- **What is needed**
Copy out all the items below, putting "result-cell" wherever "grade-cell" occurs and changing nothing else.

- **Source material**
****************

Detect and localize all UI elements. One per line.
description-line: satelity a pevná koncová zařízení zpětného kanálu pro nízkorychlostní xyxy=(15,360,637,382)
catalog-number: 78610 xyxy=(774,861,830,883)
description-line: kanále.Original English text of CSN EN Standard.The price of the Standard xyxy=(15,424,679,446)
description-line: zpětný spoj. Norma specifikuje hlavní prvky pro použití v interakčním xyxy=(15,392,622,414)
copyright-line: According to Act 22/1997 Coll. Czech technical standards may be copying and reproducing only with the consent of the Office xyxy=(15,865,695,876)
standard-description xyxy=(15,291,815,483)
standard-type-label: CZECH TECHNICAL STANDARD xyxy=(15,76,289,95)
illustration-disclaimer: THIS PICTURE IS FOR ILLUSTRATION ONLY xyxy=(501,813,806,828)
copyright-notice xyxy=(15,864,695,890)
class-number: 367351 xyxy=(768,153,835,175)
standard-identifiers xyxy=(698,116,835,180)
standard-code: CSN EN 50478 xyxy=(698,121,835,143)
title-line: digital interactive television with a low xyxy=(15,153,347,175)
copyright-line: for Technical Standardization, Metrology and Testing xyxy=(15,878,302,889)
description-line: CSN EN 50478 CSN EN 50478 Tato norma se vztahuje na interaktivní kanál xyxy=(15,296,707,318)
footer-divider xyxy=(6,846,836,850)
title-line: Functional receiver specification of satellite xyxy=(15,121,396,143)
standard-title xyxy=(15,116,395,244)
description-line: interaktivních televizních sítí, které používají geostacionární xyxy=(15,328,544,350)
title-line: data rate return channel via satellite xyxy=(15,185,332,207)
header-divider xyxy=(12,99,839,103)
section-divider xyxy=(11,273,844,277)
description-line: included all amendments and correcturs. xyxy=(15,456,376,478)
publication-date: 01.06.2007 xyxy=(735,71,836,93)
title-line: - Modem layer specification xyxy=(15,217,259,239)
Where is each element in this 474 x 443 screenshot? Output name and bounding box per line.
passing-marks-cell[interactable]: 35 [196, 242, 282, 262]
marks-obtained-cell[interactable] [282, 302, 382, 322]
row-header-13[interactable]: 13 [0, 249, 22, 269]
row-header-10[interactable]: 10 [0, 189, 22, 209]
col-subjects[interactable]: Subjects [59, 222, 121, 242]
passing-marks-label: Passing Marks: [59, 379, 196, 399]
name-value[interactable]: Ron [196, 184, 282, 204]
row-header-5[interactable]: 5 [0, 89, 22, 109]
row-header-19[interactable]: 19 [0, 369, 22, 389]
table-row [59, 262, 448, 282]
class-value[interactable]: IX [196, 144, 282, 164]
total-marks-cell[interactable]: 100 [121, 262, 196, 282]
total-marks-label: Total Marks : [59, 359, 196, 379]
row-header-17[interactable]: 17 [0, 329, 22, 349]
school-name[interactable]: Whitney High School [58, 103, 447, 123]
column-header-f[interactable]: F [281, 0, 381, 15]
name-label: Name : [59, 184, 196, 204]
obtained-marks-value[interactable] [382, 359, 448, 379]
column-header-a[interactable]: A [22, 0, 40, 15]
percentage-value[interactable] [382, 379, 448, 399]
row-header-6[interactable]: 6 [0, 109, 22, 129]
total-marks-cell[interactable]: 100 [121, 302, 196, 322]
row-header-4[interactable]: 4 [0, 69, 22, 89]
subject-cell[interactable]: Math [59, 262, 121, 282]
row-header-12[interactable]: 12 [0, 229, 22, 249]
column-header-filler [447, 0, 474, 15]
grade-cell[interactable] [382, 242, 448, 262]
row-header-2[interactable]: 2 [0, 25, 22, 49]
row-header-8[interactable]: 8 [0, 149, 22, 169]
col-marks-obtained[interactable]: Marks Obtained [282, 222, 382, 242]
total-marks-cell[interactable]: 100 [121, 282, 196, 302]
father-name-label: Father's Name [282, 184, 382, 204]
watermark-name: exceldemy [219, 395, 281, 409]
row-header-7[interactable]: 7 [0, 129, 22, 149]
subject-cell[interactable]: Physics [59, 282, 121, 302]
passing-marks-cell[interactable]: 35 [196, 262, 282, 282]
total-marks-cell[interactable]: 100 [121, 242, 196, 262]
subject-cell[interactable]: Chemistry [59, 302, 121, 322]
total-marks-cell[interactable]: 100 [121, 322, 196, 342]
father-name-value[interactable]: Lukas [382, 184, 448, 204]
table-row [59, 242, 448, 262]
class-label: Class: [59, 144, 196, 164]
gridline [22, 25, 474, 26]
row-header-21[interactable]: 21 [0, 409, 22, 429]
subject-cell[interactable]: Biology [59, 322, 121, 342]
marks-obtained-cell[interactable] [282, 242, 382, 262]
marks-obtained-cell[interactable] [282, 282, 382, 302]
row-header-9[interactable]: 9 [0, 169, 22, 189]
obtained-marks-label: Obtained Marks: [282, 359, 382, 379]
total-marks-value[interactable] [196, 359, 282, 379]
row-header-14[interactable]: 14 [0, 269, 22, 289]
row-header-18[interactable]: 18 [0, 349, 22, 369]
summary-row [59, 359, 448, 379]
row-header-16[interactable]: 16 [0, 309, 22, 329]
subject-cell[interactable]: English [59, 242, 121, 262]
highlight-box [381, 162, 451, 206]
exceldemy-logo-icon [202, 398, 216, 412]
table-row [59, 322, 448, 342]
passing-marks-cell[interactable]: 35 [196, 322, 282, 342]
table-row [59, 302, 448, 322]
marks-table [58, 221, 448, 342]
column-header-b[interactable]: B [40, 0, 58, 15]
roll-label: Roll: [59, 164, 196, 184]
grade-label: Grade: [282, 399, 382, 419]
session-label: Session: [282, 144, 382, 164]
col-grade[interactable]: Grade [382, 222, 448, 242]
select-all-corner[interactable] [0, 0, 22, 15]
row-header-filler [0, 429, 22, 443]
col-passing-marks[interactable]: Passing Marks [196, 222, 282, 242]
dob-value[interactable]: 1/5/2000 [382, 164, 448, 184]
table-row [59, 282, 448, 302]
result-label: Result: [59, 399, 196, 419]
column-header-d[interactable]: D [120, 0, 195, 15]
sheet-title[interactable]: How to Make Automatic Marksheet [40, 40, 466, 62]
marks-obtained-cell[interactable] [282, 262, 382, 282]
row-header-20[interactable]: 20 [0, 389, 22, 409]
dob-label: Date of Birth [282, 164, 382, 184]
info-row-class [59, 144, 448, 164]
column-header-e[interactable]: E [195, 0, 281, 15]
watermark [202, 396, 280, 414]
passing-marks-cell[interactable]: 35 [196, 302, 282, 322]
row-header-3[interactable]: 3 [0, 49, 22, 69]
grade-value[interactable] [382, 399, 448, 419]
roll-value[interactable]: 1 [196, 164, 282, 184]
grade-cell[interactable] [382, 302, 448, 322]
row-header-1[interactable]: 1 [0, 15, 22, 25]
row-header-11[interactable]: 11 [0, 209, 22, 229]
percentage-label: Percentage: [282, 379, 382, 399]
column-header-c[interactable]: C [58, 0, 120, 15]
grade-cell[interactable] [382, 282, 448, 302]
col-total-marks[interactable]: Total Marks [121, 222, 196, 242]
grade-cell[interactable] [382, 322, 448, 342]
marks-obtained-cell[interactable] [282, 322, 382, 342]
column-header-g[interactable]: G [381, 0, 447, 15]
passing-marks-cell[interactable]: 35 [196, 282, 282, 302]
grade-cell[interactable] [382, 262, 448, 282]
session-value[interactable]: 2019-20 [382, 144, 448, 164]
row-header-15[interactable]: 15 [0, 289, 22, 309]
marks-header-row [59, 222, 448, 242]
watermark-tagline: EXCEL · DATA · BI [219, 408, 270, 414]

****************

- **Expected output**
Detect and localize all UI elements. One per line.
description-line: satelity a pevná koncová zařízení zpětného kanálu pro nízkorychlostní xyxy=(15,360,637,382)
catalog-number: 78610 xyxy=(774,861,830,883)
description-line: kanále.Original English text of CSN EN Standard.The price of the Standard xyxy=(15,424,679,446)
description-line: zpětný spoj. Norma specifikuje hlavní prvky pro použití v interakčním xyxy=(15,392,622,414)
copyright-line: According to Act 22/1997 Coll. Czech technical standards may be copying and reproducing only with the consent of the Office xyxy=(15,865,695,876)
standard-description xyxy=(15,291,815,483)
standard-type-label: CZECH TECHNICAL STANDARD xyxy=(15,76,289,95)
illustration-disclaimer: THIS PICTURE IS FOR ILLUSTRATION ONLY xyxy=(501,813,806,828)
copyright-notice xyxy=(15,864,695,890)
class-number: 367351 xyxy=(768,153,835,175)
standard-identifiers xyxy=(698,116,835,180)
standard-code: CSN EN 50478 xyxy=(698,121,835,143)
title-line: digital interactive television with a low xyxy=(15,153,347,175)
copyright-line: for Technical Standardization, Metrology and Testing xyxy=(15,878,302,889)
description-line: CSN EN 50478 CSN EN 50478 Tato norma se vztahuje na interaktivní kanál xyxy=(15,296,707,318)
footer-divider xyxy=(6,846,836,850)
title-line: Functional receiver specification of satellite xyxy=(15,121,396,143)
standard-title xyxy=(15,116,395,244)
description-line: interaktivních televizních sítí, které používají geostacionární xyxy=(15,328,544,350)
title-line: data rate return channel via satellite xyxy=(15,185,332,207)
header-divider xyxy=(12,99,839,103)
section-divider xyxy=(11,273,844,277)
description-line: included all amendments and correcturs. xyxy=(15,456,376,478)
publication-date: 01.06.2007 xyxy=(735,71,836,93)
title-line: - Modem layer specification xyxy=(15,217,259,239)
Where is each element in this 474 x 443 screenshot? Output name and bounding box per line.
passing-marks-cell[interactable]: 35 [196, 242, 282, 262]
marks-obtained-cell[interactable] [282, 302, 382, 322]
row-header-13[interactable]: 13 [0, 249, 22, 269]
row-header-10[interactable]: 10 [0, 189, 22, 209]
col-subjects[interactable]: Subjects [59, 222, 121, 242]
passing-marks-label: Passing Marks: [59, 379, 196, 399]
name-value[interactable]: Ron [196, 184, 282, 204]
row-header-5[interactable]: 5 [0, 89, 22, 109]
row-header-19[interactable]: 19 [0, 369, 22, 389]
table-row [59, 262, 448, 282]
class-value[interactable]: IX [196, 144, 282, 164]
total-marks-cell[interactable]: 100 [121, 262, 196, 282]
total-marks-label: Total Marks : [59, 359, 196, 379]
row-header-17[interactable]: 17 [0, 329, 22, 349]
school-name[interactable]: Whitney High School [58, 103, 447, 123]
column-header-f[interactable]: F [281, 0, 381, 15]
name-label: Name : [59, 184, 196, 204]
obtained-marks-value[interactable] [382, 359, 448, 379]
column-header-a[interactable]: A [22, 0, 40, 15]
percentage-value[interactable] [382, 379, 448, 399]
row-header-6[interactable]: 6 [0, 109, 22, 129]
total-marks-cell[interactable]: 100 [121, 302, 196, 322]
row-header-4[interactable]: 4 [0, 69, 22, 89]
subject-cell[interactable]: Math [59, 262, 121, 282]
row-header-12[interactable]: 12 [0, 229, 22, 249]
column-header-filler [447, 0, 474, 15]
result-cell[interactable] [382, 242, 448, 262]
row-header-2[interactable]: 2 [0, 25, 22, 49]
row-header-8[interactable]: 8 [0, 149, 22, 169]
col-marks-obtained[interactable]: Marks Obtained [282, 222, 382, 242]
total-marks-cell[interactable]: 100 [121, 282, 196, 302]
father-name-label: Father's Name [282, 184, 382, 204]
watermark-name: exceldemy [219, 395, 281, 409]
row-header-7[interactable]: 7 [0, 129, 22, 149]
subject-cell[interactable]: Physics [59, 282, 121, 302]
passing-marks-cell[interactable]: 35 [196, 262, 282, 282]
total-marks-cell[interactable]: 100 [121, 242, 196, 262]
subject-cell[interactable]: Chemistry [59, 302, 121, 322]
total-marks-cell[interactable]: 100 [121, 322, 196, 342]
father-name-value[interactable]: Lukas [382, 184, 448, 204]
table-row [59, 242, 448, 262]
class-label: Class: [59, 144, 196, 164]
gridline [22, 25, 474, 26]
row-header-21[interactable]: 21 [0, 409, 22, 429]
subject-cell[interactable]: Biology [59, 322, 121, 342]
marks-obtained-cell[interactable] [282, 242, 382, 262]
marks-obtained-cell[interactable] [282, 282, 382, 302]
row-header-9[interactable]: 9 [0, 169, 22, 189]
obtained-marks-label: Obtained Marks: [282, 359, 382, 379]
total-marks-value[interactable] [196, 359, 282, 379]
row-header-14[interactable]: 14 [0, 269, 22, 289]
row-header-18[interactable]: 18 [0, 349, 22, 369]
summary-row [59, 359, 448, 379]
row-header-16[interactable]: 16 [0, 309, 22, 329]
subject-cell[interactable]: English [59, 242, 121, 262]
highlight-box [381, 162, 451, 206]
exceldemy-logo-icon [202, 398, 216, 412]
table-row [59, 322, 448, 342]
passing-marks-cell[interactable]: 35 [196, 322, 282, 342]
table-row [59, 302, 448, 322]
marks-table [58, 221, 448, 342]
column-header-b[interactable]: B [40, 0, 58, 15]
roll-label: Roll: [59, 164, 196, 184]
grade-label: Grade: [282, 399, 382, 419]
session-label: Session: [282, 144, 382, 164]
col-grade[interactable]: Grade [382, 222, 448, 242]
select-all-corner[interactable] [0, 0, 22, 15]
row-header-filler [0, 429, 22, 443]
col-passing-marks[interactable]: Passing Marks [196, 222, 282, 242]
dob-value[interactable]: 1/5/2000 [382, 164, 448, 184]
table-row [59, 282, 448, 302]
result-label: Result: [59, 399, 196, 419]
column-header-d[interactable]: D [120, 0, 195, 15]
sheet-title[interactable]: How to Make Automatic Marksheet [40, 40, 466, 62]
marks-obtained-cell[interactable] [282, 262, 382, 282]
row-header-20[interactable]: 20 [0, 389, 22, 409]
dob-label: Date of Birth [282, 164, 382, 184]
info-row-class [59, 144, 448, 164]
column-header-e[interactable]: E [195, 0, 281, 15]
watermark [202, 396, 280, 414]
passing-marks-cell[interactable]: 35 [196, 302, 282, 322]
row-header-3[interactable]: 3 [0, 49, 22, 69]
grade-value[interactable] [382, 399, 448, 419]
roll-value[interactable]: 1 [196, 164, 282, 184]
result-cell[interactable] [382, 302, 448, 322]
row-header-1[interactable]: 1 [0, 15, 22, 25]
row-header-11[interactable]: 11 [0, 209, 22, 229]
percentage-label: Percentage: [282, 379, 382, 399]
column-header-c[interactable]: C [58, 0, 120, 15]
result-cell[interactable] [382, 282, 448, 302]
col-total-marks[interactable]: Total Marks [121, 222, 196, 242]
result-cell[interactable] [382, 322, 448, 342]
marks-obtained-cell[interactable] [282, 322, 382, 342]
column-header-g[interactable]: G [381, 0, 447, 15]
passing-marks-cell[interactable]: 35 [196, 282, 282, 302]
result-cell[interactable] [382, 262, 448, 282]
session-value[interactable]: 2019-20 [382, 144, 448, 164]
row-header-15[interactable]: 15 [0, 289, 22, 309]
marks-header-row [59, 222, 448, 242]
watermark-tagline: EXCEL · DATA · BI [219, 408, 270, 414]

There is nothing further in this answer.